■ **The exercise**
Report how many lines contain the word "COMTUR"; answer with the number only.

■ **Recorded data**
____
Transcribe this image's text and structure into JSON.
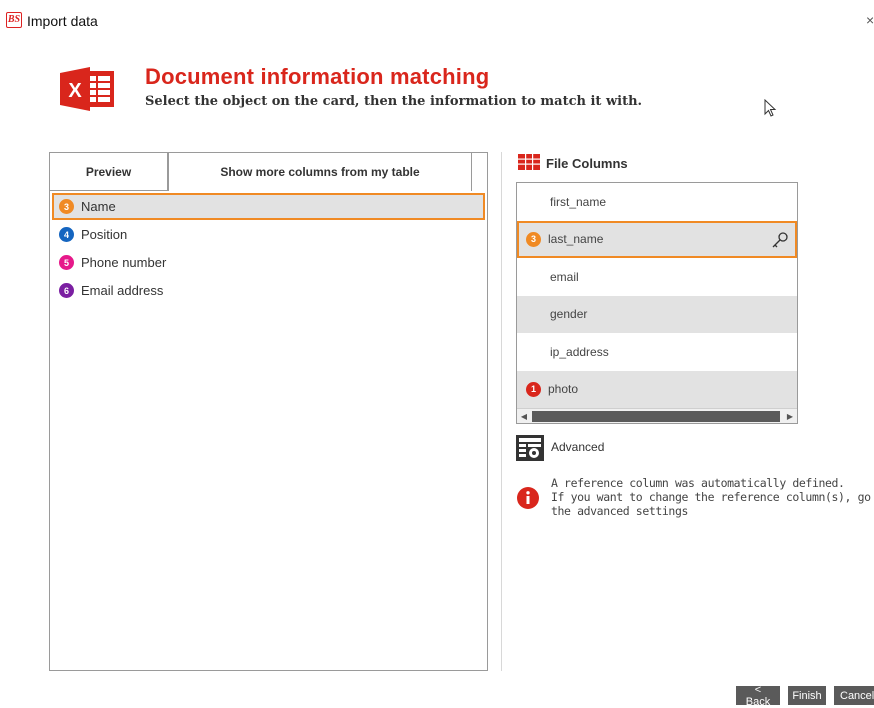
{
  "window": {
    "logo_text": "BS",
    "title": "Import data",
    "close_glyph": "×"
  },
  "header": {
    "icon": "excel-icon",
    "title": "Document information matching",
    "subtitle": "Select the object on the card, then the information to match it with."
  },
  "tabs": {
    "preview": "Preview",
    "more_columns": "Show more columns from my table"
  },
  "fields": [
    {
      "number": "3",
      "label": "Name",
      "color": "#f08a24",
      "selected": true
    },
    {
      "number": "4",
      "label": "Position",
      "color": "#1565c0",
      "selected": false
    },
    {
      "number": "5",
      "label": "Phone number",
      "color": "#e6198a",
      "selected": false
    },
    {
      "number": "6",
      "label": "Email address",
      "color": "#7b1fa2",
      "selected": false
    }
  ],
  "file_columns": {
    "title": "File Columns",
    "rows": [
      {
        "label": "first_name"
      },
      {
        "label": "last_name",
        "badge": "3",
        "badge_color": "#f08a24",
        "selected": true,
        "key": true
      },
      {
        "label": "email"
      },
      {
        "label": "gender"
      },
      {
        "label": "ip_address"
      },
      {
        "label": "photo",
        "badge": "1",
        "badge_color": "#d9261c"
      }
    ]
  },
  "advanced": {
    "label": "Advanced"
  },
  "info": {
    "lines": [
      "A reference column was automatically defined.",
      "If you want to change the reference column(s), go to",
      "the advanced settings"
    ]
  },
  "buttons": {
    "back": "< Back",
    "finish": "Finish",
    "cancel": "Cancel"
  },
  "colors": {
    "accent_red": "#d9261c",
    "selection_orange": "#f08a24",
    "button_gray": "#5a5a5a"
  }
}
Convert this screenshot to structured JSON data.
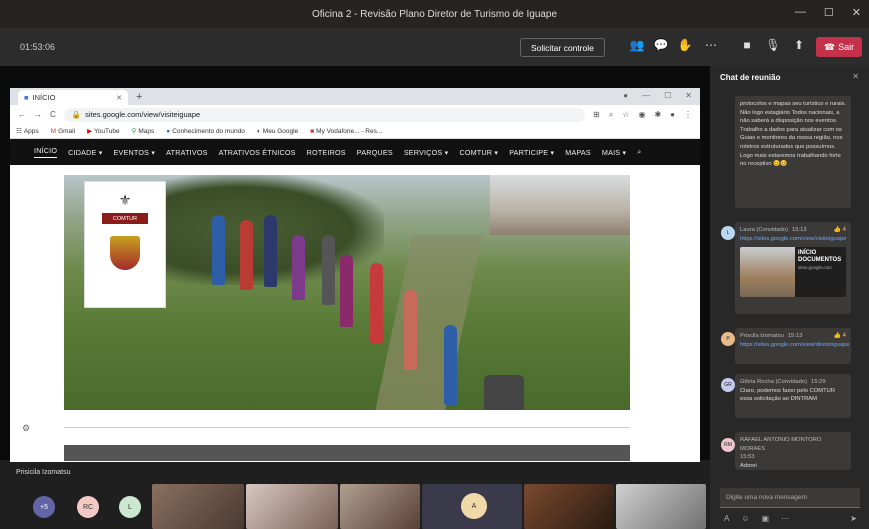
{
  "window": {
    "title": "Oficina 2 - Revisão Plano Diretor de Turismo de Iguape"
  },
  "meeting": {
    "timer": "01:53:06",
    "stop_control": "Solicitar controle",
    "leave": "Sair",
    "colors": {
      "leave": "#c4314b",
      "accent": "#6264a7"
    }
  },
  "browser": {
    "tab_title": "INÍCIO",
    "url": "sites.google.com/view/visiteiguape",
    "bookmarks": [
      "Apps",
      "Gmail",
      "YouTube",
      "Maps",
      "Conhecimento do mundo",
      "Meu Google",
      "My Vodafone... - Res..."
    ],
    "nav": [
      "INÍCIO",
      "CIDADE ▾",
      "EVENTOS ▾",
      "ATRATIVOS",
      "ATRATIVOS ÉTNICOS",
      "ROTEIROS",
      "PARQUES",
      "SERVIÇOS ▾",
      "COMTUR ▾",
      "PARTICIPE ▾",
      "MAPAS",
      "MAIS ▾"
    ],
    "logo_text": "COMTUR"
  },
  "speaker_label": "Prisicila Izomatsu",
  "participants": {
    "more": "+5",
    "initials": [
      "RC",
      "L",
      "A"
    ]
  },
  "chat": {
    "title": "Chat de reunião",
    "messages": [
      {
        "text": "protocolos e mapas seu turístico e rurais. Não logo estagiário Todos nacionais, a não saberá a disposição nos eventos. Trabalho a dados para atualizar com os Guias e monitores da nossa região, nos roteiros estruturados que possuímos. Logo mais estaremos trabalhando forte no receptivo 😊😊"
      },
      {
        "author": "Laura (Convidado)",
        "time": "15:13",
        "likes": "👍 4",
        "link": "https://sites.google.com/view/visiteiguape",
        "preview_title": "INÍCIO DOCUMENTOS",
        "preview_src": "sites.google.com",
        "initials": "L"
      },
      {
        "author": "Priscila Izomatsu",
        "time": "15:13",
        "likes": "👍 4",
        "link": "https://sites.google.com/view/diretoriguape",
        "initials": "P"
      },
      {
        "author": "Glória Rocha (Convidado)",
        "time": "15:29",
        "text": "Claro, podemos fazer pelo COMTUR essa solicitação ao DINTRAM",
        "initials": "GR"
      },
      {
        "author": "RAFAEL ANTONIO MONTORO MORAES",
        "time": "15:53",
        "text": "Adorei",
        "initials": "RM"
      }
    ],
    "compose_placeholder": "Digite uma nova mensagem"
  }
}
____
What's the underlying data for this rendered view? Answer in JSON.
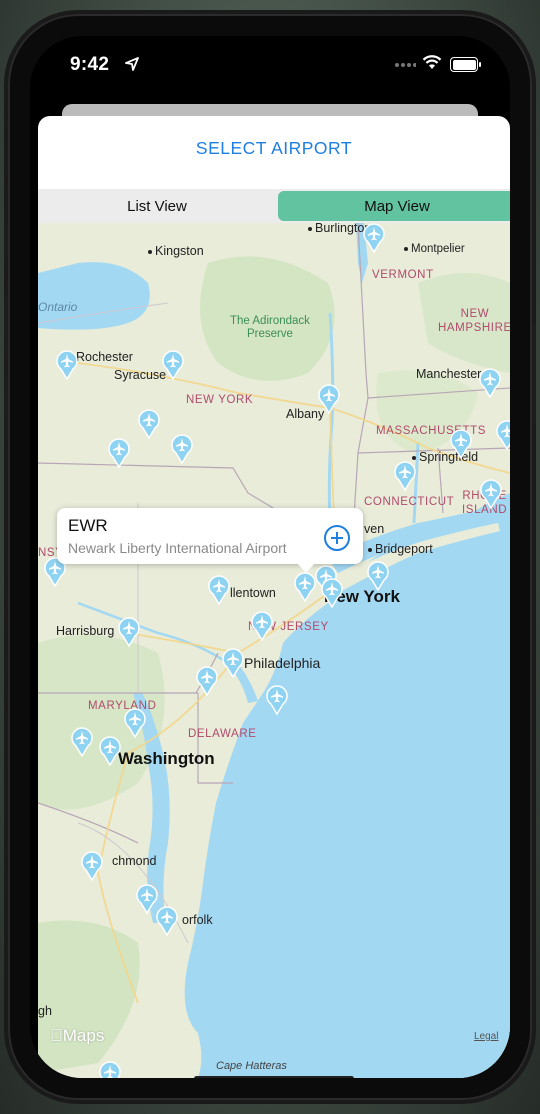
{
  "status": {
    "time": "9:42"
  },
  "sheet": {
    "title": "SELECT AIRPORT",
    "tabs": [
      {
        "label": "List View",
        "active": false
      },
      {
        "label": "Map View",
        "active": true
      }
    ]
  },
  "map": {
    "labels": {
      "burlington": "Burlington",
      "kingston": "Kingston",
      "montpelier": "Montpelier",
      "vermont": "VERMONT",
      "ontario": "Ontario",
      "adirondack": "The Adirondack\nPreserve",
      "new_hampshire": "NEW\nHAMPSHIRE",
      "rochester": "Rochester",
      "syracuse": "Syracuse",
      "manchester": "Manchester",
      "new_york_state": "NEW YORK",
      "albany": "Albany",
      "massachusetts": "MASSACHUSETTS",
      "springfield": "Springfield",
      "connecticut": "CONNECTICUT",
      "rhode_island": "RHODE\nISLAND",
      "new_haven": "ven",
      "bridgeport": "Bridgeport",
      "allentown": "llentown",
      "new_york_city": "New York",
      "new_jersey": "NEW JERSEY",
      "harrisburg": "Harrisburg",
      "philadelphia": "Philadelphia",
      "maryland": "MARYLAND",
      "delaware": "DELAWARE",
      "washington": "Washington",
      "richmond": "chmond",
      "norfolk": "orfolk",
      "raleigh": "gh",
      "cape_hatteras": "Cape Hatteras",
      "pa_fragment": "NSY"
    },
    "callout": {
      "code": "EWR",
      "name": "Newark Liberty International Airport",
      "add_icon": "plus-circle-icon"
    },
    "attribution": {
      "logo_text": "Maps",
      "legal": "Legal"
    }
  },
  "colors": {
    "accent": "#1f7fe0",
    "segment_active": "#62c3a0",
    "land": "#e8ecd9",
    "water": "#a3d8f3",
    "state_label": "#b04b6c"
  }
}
____
■ **Task solution**
3